┌─ Record extracts

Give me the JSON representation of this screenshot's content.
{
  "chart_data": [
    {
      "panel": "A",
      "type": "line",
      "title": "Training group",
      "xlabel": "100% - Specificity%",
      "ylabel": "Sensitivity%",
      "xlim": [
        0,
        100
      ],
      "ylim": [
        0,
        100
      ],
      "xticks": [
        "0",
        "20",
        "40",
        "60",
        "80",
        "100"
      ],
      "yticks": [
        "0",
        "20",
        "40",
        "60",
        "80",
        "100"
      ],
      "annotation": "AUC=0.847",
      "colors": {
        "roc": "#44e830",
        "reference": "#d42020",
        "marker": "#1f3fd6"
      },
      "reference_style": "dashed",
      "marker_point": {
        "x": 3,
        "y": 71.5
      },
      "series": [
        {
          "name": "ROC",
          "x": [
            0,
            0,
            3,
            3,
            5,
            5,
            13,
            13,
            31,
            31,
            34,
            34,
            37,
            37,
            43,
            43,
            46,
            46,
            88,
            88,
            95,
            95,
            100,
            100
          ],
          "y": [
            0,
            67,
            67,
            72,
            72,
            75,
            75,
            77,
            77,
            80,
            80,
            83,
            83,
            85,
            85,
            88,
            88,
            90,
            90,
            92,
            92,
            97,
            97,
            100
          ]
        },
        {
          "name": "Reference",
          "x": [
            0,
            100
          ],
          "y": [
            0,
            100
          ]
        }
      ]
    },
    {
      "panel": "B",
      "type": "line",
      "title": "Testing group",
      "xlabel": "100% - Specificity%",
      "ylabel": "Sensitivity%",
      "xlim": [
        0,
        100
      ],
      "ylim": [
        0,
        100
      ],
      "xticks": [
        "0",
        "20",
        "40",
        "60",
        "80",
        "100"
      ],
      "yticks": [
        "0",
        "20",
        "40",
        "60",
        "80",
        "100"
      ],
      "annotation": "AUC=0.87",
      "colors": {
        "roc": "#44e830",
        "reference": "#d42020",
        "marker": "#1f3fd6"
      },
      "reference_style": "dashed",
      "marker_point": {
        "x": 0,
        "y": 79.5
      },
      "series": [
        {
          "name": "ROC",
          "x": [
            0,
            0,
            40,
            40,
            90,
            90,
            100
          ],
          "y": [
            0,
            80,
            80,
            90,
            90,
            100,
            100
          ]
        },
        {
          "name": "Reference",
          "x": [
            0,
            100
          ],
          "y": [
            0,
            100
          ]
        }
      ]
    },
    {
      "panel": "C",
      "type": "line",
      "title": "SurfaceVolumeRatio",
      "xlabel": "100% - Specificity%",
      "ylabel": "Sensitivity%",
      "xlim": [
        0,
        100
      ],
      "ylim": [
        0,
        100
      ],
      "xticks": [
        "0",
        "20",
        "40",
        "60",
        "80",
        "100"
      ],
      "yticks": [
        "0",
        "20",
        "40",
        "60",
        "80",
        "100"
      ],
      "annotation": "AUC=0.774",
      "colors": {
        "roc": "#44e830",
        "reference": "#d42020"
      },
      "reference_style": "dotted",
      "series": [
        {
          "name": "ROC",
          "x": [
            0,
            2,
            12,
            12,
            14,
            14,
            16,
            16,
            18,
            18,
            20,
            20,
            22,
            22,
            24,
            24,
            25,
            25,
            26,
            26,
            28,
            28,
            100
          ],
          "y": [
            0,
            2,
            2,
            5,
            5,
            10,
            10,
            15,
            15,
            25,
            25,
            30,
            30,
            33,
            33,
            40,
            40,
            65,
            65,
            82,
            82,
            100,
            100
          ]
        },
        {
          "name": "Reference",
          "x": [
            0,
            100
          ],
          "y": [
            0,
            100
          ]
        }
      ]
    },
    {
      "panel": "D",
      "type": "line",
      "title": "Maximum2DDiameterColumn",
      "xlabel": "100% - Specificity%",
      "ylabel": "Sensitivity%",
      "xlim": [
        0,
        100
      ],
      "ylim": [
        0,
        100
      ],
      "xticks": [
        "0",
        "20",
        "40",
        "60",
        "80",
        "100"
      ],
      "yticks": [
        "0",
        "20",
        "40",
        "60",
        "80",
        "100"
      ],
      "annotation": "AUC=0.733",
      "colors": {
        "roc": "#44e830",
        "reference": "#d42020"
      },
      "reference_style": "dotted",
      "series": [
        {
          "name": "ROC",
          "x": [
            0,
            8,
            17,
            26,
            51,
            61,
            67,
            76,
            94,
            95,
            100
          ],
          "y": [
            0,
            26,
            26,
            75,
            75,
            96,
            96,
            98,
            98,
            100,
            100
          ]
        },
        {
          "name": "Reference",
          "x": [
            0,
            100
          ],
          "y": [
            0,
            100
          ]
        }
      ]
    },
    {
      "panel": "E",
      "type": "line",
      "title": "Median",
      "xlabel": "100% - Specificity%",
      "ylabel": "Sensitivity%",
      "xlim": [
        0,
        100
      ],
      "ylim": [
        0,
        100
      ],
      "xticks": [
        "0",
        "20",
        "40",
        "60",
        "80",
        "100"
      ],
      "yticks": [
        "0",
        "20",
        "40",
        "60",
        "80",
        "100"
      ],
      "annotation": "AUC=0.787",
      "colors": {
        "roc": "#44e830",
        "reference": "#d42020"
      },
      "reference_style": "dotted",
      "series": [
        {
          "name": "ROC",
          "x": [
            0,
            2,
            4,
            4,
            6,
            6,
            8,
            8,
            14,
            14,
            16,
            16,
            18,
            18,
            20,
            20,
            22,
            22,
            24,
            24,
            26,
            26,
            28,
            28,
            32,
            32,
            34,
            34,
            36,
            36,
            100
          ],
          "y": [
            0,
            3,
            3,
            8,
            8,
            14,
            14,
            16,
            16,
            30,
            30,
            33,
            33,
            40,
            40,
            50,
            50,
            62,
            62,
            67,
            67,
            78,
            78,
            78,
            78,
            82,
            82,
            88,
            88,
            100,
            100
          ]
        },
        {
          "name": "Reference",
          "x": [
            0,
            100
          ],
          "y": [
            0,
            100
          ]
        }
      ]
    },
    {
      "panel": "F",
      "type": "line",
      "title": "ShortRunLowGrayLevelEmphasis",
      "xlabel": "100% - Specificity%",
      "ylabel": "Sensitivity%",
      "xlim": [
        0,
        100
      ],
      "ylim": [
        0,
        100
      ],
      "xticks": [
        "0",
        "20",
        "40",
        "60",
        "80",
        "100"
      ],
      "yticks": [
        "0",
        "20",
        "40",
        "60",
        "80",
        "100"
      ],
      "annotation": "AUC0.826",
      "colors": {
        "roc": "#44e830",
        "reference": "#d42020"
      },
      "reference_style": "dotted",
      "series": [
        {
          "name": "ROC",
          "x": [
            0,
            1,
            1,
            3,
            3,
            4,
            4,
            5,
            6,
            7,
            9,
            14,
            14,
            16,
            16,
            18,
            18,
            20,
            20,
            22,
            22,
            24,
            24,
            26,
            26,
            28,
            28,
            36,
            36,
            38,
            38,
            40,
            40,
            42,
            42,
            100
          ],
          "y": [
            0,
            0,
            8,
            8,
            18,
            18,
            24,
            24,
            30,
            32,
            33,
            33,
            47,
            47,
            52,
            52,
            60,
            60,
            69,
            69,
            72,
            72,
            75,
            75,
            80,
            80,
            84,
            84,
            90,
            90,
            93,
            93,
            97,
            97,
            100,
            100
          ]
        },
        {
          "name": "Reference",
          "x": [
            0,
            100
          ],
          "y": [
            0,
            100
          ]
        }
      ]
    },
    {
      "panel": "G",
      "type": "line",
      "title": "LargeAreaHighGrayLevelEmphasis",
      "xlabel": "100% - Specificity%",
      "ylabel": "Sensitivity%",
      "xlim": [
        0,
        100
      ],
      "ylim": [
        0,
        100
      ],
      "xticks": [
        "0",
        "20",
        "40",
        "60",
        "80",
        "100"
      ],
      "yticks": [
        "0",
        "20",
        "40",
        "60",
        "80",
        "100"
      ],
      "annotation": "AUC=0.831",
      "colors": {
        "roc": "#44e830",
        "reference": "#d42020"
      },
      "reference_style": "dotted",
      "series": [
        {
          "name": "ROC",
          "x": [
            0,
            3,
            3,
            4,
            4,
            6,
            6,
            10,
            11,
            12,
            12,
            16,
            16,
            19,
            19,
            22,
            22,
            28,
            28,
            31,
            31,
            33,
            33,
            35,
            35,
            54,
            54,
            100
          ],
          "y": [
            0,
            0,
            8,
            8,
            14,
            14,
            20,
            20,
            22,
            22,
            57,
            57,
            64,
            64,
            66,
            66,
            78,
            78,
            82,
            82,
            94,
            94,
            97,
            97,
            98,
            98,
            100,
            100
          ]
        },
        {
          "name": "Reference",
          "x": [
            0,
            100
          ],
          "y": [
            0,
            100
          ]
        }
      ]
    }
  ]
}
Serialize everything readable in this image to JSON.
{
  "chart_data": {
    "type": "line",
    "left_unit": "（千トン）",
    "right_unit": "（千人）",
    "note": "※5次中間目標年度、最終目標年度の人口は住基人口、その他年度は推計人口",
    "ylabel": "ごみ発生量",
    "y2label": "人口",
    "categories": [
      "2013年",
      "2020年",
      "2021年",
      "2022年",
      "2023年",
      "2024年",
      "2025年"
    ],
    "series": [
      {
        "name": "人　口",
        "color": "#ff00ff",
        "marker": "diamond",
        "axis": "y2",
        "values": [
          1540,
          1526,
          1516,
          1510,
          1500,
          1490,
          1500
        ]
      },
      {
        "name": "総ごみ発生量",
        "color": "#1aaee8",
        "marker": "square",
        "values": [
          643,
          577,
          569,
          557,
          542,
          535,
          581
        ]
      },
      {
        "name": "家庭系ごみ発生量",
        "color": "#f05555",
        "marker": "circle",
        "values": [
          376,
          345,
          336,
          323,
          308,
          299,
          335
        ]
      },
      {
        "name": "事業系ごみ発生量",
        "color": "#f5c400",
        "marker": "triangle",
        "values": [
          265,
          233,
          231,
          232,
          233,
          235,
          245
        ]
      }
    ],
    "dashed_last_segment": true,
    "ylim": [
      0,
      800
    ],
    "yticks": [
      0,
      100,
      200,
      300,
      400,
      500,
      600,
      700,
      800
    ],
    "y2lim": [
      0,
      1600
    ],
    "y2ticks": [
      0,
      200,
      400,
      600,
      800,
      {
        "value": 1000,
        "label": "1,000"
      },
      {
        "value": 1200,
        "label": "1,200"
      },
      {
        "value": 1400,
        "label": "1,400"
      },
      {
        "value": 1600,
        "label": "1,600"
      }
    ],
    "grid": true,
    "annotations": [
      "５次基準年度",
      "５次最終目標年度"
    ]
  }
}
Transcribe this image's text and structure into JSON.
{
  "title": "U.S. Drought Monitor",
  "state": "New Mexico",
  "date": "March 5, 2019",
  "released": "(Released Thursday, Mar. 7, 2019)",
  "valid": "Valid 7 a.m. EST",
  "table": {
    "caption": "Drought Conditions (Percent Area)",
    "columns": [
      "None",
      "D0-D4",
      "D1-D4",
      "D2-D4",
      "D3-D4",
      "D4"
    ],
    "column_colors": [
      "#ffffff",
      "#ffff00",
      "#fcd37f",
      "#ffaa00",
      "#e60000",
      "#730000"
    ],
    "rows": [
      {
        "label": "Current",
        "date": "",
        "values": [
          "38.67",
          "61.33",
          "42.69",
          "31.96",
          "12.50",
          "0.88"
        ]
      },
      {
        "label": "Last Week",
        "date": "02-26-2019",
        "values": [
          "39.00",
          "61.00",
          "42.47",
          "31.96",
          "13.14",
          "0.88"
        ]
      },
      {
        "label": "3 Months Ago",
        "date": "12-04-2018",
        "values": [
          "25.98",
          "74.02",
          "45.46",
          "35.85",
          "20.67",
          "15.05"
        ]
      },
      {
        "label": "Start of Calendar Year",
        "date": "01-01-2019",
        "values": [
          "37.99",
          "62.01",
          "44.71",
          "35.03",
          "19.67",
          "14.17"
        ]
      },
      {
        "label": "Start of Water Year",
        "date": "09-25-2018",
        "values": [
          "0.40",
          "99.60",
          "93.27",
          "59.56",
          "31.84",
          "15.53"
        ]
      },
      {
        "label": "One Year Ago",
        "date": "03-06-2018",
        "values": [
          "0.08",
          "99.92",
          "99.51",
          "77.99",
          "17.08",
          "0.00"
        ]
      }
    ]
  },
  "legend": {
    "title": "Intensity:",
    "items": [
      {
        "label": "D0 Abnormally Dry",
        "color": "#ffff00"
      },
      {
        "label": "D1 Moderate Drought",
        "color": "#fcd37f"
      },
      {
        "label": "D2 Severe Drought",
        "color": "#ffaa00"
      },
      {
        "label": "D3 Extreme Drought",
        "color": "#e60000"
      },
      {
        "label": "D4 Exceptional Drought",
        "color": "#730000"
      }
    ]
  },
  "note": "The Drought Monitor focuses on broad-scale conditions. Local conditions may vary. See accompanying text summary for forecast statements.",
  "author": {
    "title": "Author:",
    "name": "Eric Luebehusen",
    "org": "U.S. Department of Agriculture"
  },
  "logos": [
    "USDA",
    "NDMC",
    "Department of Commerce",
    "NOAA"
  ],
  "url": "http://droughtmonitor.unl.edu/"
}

└─

- [The request] Extract all lines from the material above that include the word "date".

- [Solved exercise]
  "date": "March 5, 2019",
        "date": "",
        "date": "02-26-2019",
        "date": "12-04-2018",
        "date": "01-01-2019",
        "date": "09-25-2018",
        "date": "03-06-2018",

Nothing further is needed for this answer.